* Begin *
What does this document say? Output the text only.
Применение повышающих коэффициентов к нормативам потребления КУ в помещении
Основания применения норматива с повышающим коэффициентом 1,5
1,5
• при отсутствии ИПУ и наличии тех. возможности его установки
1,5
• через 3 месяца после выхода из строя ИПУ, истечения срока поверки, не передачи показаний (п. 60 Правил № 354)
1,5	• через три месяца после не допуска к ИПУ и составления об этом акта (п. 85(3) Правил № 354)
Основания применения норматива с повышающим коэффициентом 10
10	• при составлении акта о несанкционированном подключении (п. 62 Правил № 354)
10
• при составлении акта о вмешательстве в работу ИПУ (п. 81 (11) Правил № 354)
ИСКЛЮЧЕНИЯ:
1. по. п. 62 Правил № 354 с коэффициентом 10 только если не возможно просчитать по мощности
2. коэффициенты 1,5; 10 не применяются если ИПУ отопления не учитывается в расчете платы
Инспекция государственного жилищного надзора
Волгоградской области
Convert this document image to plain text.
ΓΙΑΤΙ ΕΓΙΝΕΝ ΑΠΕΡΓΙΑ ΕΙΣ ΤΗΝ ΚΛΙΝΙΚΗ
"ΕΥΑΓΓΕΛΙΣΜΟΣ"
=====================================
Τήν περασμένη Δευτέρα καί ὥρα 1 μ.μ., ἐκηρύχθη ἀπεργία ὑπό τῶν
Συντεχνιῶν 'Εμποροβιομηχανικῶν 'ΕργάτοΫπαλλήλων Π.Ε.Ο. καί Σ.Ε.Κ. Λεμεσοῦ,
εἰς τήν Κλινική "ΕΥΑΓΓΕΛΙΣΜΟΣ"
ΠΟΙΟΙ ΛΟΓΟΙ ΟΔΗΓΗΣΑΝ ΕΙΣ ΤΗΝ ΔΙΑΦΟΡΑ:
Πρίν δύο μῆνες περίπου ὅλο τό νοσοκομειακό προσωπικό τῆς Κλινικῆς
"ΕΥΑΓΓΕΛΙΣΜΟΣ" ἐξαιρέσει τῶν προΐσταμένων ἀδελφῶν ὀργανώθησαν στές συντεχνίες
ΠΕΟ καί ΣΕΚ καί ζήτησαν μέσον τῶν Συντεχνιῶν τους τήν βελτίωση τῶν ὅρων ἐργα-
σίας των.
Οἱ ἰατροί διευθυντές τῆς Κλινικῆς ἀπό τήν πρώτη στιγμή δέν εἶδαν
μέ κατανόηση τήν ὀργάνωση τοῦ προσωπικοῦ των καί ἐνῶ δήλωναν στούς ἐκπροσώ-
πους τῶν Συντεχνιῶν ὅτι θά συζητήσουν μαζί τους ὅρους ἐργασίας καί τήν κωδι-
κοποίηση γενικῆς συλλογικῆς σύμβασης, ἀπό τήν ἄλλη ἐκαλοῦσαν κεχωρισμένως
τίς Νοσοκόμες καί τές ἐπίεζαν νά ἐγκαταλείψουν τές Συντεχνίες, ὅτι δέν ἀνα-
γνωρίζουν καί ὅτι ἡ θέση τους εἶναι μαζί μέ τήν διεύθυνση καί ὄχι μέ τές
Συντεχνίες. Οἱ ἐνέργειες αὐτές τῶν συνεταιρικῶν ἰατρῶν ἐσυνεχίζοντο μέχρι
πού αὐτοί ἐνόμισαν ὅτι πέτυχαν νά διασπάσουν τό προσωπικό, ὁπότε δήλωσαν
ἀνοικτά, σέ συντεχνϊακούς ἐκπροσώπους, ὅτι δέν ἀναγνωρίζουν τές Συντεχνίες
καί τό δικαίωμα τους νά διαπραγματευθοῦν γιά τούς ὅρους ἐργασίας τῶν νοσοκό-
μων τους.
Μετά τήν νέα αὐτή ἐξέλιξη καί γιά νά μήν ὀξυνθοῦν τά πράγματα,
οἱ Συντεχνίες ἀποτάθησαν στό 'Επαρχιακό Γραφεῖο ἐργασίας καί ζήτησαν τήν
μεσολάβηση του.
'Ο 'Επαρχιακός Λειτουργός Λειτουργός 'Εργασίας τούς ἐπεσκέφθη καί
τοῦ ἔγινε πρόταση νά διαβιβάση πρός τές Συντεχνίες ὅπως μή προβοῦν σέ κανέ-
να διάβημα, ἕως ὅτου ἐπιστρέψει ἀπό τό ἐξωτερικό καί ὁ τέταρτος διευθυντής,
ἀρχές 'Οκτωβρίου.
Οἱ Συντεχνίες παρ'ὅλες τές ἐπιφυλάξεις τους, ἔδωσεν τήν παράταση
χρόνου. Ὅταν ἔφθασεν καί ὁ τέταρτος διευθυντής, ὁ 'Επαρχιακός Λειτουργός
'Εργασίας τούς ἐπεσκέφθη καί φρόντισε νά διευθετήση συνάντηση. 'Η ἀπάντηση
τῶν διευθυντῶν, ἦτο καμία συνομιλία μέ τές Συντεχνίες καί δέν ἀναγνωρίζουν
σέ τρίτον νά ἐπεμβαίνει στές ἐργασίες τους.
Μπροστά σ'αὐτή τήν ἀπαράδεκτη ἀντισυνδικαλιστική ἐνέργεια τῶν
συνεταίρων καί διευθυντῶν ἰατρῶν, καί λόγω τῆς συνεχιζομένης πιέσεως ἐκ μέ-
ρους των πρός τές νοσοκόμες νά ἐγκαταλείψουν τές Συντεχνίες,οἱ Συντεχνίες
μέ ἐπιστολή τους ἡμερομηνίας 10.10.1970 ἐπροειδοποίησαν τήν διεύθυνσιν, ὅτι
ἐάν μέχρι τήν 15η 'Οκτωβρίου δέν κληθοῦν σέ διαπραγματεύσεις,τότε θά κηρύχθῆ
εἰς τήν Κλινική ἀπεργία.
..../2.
* End *
(GOAL): Transcribe all the entries, keeping each one exactly as it is.

(SOLUTION):
What does this document say? Output the text only.
Применение повышающих коэффициентов к нормативам потребления КУ в помещении
Основания применения норматива с повышающим коэффициентом 1,5
1,5
• при отсутствии ИПУ и наличии тех. возможности его установки
1,5
• через 3 месяца после выхода из строя ИПУ, истечения срока поверки, не передачи показаний (п. 60 Правил № 354)
1,5	• через три месяца после не допуска к ИПУ и составления об этом акта (п. 85(3) Правил № 354)
Основания применения норматива с повышающим коэффициентом 10
10	• при составлении акта о несанкционированном подключении (п. 62 Правил № 354)
10
• при составлении акта о вмешательстве в работу ИПУ (п. 81 (11) Правил № 354)
ИСКЛЮЧЕНИЯ:
1. по. п. 62 Правил № 354 с коэффициентом 10 только если не возможно просчитать по мощности
2. коэффициенты 1,5; 10 не применяются если ИПУ отопления не учитывается в расчете платы
Инспекция государственного жилищного надзора
Волгоградской области
Convert this document image to plain text.
ΓΙΑΤΙ ΕΓΙΝΕΝ ΑΠΕΡΓΙΑ ΕΙΣ ΤΗΝ ΚΛΙΝΙΚΗ
"ΕΥΑΓΓΕΛΙΣΜΟΣ"
=====================================
Τήν περασμένη Δευτέρα καί ὥρα 1 μ.μ., ἐκηρύχθη ἀπεργία ὑπό τῶν
Συντεχνιῶν 'Εμποροβιομηχανικῶν 'ΕργάτοΫπαλλήλων Π.Ε.Ο. καί Σ.Ε.Κ. Λεμεσοῦ,
εἰς τήν Κλινική "ΕΥΑΓΓΕΛΙΣΜΟΣ"
ΠΟΙΟΙ ΛΟΓΟΙ ΟΔΗΓΗΣΑΝ ΕΙΣ ΤΗΝ ΔΙΑΦΟΡΑ:
Πρίν δύο μῆνες περίπου ὅλο τό νοσοκομειακό προσωπικό τῆς Κλινικῆς
"ΕΥΑΓΓΕΛΙΣΜΟΣ" ἐξαιρέσει τῶν προΐσταμένων ἀδελφῶν ὀργανώθησαν στές συντεχνίες
ΠΕΟ καί ΣΕΚ καί ζήτησαν μέσον τῶν Συντεχνιῶν τους τήν βελτίωση τῶν ὅρων ἐργα-
σίας των.
Οἱ ἰατροί διευθυντές τῆς Κλινικῆς ἀπό τήν πρώτη στιγμή δέν εἶδαν
μέ κατανόηση τήν ὀργάνωση τοῦ προσωπικοῦ των καί ἐνῶ δήλωναν στούς ἐκπροσώ-
πους τῶν Συντεχνιῶν ὅτι θά συζητήσουν μαζί τους ὅρους ἐργασίας καί τήν κωδι-
κοποίηση γενικῆς συλλογικῆς σύμβασης, ἀπό τήν ἄλλη ἐκαλοῦσαν κεχωρισμένως
τίς Νοσοκόμες καί τές ἐπίεζαν νά ἐγκαταλείψουν τές Συντεχνίες, ὅτι δέν ἀνα-
γνωρίζουν καί ὅτι ἡ θέση τους εἶναι μαζί μέ τήν διεύθυνση καί ὄχι μέ τές
Συντεχνίες. Οἱ ἐνέργειες αὐτές τῶν συνεταιρικῶν ἰατρῶν ἐσυνεχίζοντο μέχρι
πού αὐτοί ἐνόμισαν ὅτι πέτυχαν νά διασπάσουν τό προσωπικό, ὁπότε δήλωσαν
ἀνοικτά, σέ συντεχνϊακούς ἐκπροσώπους, ὅτι δέν ἀναγνωρίζουν τές Συντεχνίες
καί τό δικαίωμα τους νά διαπραγματευθοῦν γιά τούς ὅρους ἐργασίας τῶν νοσοκό-
μων τους.
Μετά τήν νέα αὐτή ἐξέλιξη καί γιά νά μήν ὀξυνθοῦν τά πράγματα,
οἱ Συντεχνίες ἀποτάθησαν στό 'Επαρχιακό Γραφεῖο ἐργασίας καί ζήτησαν τήν
μεσολάβηση του.
'Ο 'Επαρχιακός Λειτουργός Λειτουργός 'Εργασίας τούς ἐπεσκέφθη καί
τοῦ ἔγινε πρόταση νά διαβιβάση πρός τές Συντεχνίες ὅπως μή προβοῦν σέ κανέ-
να διάβημα, ἕως ὅτου ἐπιστρέψει ἀπό τό ἐξωτερικό καί ὁ τέταρτος διευθυντής,
ἀρχές 'Οκτωβρίου.
Οἱ Συντεχνίες παρ'ὅλες τές ἐπιφυλάξεις τους, ἔδωσεν τήν παράταση
χρόνου. Ὅταν ἔφθασεν καί ὁ τέταρτος διευθυντής, ὁ 'Επαρχιακός Λειτουργός
'Εργασίας τούς ἐπεσκέφθη καί φρόντισε νά διευθετήση συνάντηση. 'Η ἀπάντηση
τῶν διευθυντῶν, ἦτο καμία συνομιλία μέ τές Συντεχνίες καί δέν ἀναγνωρίζουν
σέ τρίτον νά ἐπεμβαίνει στές ἐργασίες τους.
Μπροστά σ'αὐτή τήν ἀπαράδεκτη ἀντισυνδικαλιστική ἐνέργεια τῶν
συνεταίρων καί διευθυντῶν ἰατρῶν, καί λόγω τῆς συνεχιζομένης πιέσεως ἐκ μέ-
ρους των πρός τές νοσοκόμες νά ἐγκαταλείψουν τές Συντεχνίες,οἱ Συντεχνίες
μέ ἐπιστολή τους ἡμερομηνίας 10.10.1970 ἐπροειδοποίησαν τήν διεύθυνσιν, ὅτι
ἐάν μέχρι τήν 15η 'Οκτωβρίου δέν κληθοῦν σέ διαπραγματεύσεις,τότε θά κηρύχθῆ
εἰς τήν Κλινική ἀπεργία.
..../2.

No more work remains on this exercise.